Instructions for the task: Extract the complete listing and output it unchanged.
***** Input data *****
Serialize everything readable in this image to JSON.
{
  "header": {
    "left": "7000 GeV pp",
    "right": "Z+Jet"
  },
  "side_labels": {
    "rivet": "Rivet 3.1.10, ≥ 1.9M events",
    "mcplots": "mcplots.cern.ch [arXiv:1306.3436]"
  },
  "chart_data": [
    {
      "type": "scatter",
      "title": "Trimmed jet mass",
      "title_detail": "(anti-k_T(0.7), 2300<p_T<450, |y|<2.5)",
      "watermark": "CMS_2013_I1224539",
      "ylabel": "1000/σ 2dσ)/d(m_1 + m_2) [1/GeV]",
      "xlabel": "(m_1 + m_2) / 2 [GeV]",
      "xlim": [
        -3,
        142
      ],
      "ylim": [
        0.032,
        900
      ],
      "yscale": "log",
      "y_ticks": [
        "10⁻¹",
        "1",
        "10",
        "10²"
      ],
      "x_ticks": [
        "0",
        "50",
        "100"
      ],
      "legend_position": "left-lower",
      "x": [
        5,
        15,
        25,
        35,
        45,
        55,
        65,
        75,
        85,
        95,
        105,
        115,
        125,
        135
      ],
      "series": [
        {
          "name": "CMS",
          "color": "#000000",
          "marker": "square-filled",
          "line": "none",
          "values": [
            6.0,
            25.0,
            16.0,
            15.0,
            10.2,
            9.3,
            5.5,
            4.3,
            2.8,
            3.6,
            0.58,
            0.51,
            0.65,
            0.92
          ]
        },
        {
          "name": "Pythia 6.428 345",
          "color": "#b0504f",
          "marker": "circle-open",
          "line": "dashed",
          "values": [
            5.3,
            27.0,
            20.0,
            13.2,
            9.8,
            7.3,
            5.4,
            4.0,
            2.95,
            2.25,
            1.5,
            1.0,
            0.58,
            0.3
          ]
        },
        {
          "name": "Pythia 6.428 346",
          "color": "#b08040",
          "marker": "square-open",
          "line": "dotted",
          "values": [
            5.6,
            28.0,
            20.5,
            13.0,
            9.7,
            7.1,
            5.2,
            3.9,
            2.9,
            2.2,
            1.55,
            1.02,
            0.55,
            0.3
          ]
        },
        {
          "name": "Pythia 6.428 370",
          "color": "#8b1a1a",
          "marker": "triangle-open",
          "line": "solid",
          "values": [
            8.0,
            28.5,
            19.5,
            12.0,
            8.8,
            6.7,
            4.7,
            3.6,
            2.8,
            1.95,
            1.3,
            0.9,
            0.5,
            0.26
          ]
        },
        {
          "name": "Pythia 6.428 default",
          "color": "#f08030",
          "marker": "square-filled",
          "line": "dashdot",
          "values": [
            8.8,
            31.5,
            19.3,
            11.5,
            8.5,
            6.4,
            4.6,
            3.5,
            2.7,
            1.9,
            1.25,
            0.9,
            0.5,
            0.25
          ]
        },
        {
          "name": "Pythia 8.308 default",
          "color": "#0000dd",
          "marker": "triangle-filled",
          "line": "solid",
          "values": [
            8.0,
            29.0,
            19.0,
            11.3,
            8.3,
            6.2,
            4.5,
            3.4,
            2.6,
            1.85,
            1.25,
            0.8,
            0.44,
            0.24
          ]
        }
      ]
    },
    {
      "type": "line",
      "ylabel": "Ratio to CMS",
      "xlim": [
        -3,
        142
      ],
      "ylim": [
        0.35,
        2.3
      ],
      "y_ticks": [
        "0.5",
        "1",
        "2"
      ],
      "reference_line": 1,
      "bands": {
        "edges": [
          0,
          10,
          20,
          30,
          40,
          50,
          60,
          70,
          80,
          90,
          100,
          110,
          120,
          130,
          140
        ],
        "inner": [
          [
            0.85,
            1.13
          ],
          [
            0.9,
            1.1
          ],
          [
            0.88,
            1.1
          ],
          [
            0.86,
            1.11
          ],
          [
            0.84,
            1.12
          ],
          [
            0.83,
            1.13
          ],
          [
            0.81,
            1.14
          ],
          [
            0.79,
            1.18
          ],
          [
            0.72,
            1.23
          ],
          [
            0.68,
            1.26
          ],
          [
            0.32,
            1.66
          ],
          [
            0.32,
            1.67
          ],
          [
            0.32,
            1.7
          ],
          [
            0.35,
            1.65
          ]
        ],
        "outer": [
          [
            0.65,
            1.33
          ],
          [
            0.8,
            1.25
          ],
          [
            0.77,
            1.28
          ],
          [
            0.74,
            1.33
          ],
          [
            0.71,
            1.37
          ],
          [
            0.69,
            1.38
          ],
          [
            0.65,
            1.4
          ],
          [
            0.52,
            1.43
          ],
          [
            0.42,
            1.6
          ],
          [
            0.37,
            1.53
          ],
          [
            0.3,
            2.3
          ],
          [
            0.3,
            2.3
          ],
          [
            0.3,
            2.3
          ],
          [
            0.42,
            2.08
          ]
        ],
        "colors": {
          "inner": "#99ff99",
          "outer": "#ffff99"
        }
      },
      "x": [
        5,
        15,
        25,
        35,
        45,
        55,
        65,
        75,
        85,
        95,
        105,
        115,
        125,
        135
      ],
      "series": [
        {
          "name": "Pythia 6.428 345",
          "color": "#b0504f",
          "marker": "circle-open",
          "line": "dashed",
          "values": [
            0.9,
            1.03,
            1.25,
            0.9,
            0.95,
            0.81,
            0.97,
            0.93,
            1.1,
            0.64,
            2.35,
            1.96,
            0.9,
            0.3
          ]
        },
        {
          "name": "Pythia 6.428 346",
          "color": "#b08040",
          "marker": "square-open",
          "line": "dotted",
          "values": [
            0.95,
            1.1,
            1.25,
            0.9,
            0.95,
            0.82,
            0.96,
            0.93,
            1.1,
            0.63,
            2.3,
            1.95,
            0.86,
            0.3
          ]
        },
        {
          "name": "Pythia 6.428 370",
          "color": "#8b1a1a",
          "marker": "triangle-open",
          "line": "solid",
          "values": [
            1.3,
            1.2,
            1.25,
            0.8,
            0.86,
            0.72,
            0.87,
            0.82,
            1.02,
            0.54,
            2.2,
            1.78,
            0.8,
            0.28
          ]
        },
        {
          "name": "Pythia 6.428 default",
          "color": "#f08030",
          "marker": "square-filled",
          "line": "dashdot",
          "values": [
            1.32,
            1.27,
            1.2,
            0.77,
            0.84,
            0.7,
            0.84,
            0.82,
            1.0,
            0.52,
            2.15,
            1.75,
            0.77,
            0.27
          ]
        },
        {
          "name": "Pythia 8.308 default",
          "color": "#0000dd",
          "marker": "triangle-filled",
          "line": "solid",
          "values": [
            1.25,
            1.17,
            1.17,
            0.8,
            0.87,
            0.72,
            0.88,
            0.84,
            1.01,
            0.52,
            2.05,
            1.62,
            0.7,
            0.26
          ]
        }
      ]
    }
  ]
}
*****
Solved exercise:
Serialize everything readable in this image to JSON.
{
  "header": {
    "left": "7000 GeV pp",
    "right": "Z+Jet"
  },
  "side_labels": {
    "rivet": "Rivet 3.1.10, ≥ 1.9M events",
    "mcplots": "mcplots.cern.ch [arXiv:1306.3436]"
  },
  "chart_data": [
    {
      "type": "scatter",
      "title": "Trimmed jet mass",
      "title_detail": "(anti-k_T(0.7), 2300<p_T<450, |y|<2.5)",
      "watermark": "CMS_2013_I1224539",
      "ylabel": "1000/σ 2dσ)/d(m_1 + m_2) [1/GeV]",
      "xlabel": "(m_1 + m_2) / 2 [GeV]",
      "xlim": [
        -3,
        142
      ],
      "ylim": [
        0.032,
        900
      ],
      "yscale": "log",
      "y_ticks": [
        "10⁻¹",
        "1",
        "10",
        "10²"
      ],
      "x_ticks": [
        "0",
        "50",
        "100"
      ],
      "legend_position": "left-lower",
      "x": [
        5,
        15,
        25,
        35,
        45,
        55,
        65,
        75,
        85,
        95,
        105,
        115,
        125,
        135
      ],
      "series": [
        {
          "name": "CMS",
          "color": "#000000",
          "marker": "square-filled",
          "line": "none",
          "values": [
            6.0,
            25.0,
            16.0,
            15.0,
            10.2,
            9.3,
            5.5,
            4.3,
            2.8,
            3.6,
            0.58,
            0.51,
            0.65,
            0.92
          ]
        },
        {
          "name": "Pythia 6.428 345",
          "color": "#b0504f",
          "marker": "circle-open",
          "line": "dashed",
          "values": [
            5.3,
            27.0,
            20.0,
            13.2,
            9.8,
            7.3,
            5.4,
            4.0,
            2.95,
            2.25,
            1.5,
            1.0,
            0.58,
            0.3
          ]
        },
        {
          "name": "Pythia 6.428 346",
          "color": "#b08040",
          "marker": "square-open",
          "line": "dotted",
          "values": [
            5.6,
            28.0,
            20.5,
            13.0,
            9.7,
            7.1,
            5.2,
            3.9,
            2.9,
            2.2,
            1.55,
            1.02,
            0.55,
            0.3
          ]
        },
        {
          "name": "Pythia 6.428 370",
          "color": "#8b1a1a",
          "marker": "triangle-open",
          "line": "solid",
          "values": [
            8.0,
            28.5,
            19.5,
            12.0,
            8.8,
            6.7,
            4.7,
            3.6,
            2.8,
            1.95,
            1.3,
            0.9,
            0.5,
            0.26
          ]
        },
        {
          "name": "Pythia 6.428 default",
          "color": "#f08030",
          "marker": "square-filled",
          "line": "dashdot",
          "values": [
            8.8,
            31.5,
            19.3,
            11.5,
            8.5,
            6.4,
            4.6,
            3.5,
            2.7,
            1.9,
            1.25,
            0.9,
            0.5,
            0.25
          ]
        },
        {
          "name": "Pythia 8.308 default",
          "color": "#0000dd",
          "marker": "triangle-filled",
          "line": "solid",
          "values": [
            8.0,
            29.0,
            19.0,
            11.3,
            8.3,
            6.2,
            4.5,
            3.4,
            2.6,
            1.85,
            1.25,
            0.8,
            0.44,
            0.24
          ]
        }
      ]
    },
    {
      "type": "line",
      "ylabel": "Ratio to CMS",
      "xlim": [
        -3,
        142
      ],
      "ylim": [
        0.35,
        2.3
      ],
      "y_ticks": [
        "0.5",
        "1",
        "2"
      ],
      "reference_line": 1,
      "bands": {
        "edges": [
          0,
          10,
          20,
          30,
          40,
          50,
          60,
          70,
          80,
          90,
          100,
          110,
          120,
          130,
          140
        ],
        "inner": [
          [
            0.85,
            1.13
          ],
          [
            0.9,
            1.1
          ],
          [
            0.88,
            1.1
          ],
          [
            0.86,
            1.11
          ],
          [
            0.84,
            1.12
          ],
          [
            0.83,
            1.13
          ],
          [
            0.81,
            1.14
          ],
          [
            0.79,
            1.18
          ],
          [
            0.72,
            1.23
          ],
          [
            0.68,
            1.26
          ],
          [
            0.32,
            1.66
          ],
          [
            0.32,
            1.67
          ],
          [
            0.32,
            1.7
          ],
          [
            0.35,
            1.65
          ]
        ],
        "outer": [
          [
            0.65,
            1.33
          ],
          [
            0.8,
            1.25
          ],
          [
            0.77,
            1.28
          ],
          [
            0.74,
            1.33
          ],
          [
            0.71,
            1.37
          ],
          [
            0.69,
            1.38
          ],
          [
            0.65,
            1.4
          ],
          [
            0.52,
            1.43
          ],
          [
            0.42,
            1.6
          ],
          [
            0.37,
            1.53
          ],
          [
            0.3,
            2.3
          ],
          [
            0.3,
            2.3
          ],
          [
            0.3,
            2.3
          ],
          [
            0.42,
            2.08
          ]
        ],
        "colors": {
          "inner": "#99ff99",
          "outer": "#ffff99"
        }
      },
      "x": [
        5,
        15,
        25,
        35,
        45,
        55,
        65,
        75,
        85,
        95,
        105,
        115,
        125,
        135
      ],
      "series": [
        {
          "name": "Pythia 6.428 345",
          "color": "#b0504f",
          "marker": "circle-open",
          "line": "dashed",
          "values": [
            0.9,
            1.03,
            1.25,
            0.9,
            0.95,
            0.81,
            0.97,
            0.93,
            1.1,
            0.64,
            2.35,
            1.96,
            0.9,
            0.3
          ]
        },
        {
          "name": "Pythia 6.428 346",
          "color": "#b08040",
          "marker": "square-open",
          "line": "dotted",
          "values": [
            0.95,
            1.1,
            1.25,
            0.9,
            0.95,
            0.82,
            0.96,
            0.93,
            1.1,
            0.63,
            2.3,
            1.95,
            0.86,
            0.3
          ]
        },
        {
          "name": "Pythia 6.428 370",
          "color": "#8b1a1a",
          "marker": "triangle-open",
          "line": "solid",
          "values": [
            1.3,
            1.2,
            1.25,
            0.8,
            0.86,
            0.72,
            0.87,
            0.82,
            1.02,
            0.54,
            2.2,
            1.78,
            0.8,
            0.28
          ]
        },
        {
          "name": "Pythia 6.428 default",
          "color": "#f08030",
          "marker": "square-filled",
          "line": "dashdot",
          "values": [
            1.32,
            1.27,
            1.2,
            0.77,
            0.84,
            0.7,
            0.84,
            0.82,
            1.0,
            0.52,
            2.15,
            1.75,
            0.77,
            0.27
          ]
        },
        {
          "name": "Pythia 8.308 default",
          "color": "#0000dd",
          "marker": "triangle-filled",
          "line": "solid",
          "values": [
            1.25,
            1.17,
            1.17,
            0.8,
            0.87,
            0.72,
            0.88,
            0.84,
            1.01,
            0.52,
            2.05,
            1.62,
            0.7,
            0.26
          ]
        }
      ]
    }
  ]
}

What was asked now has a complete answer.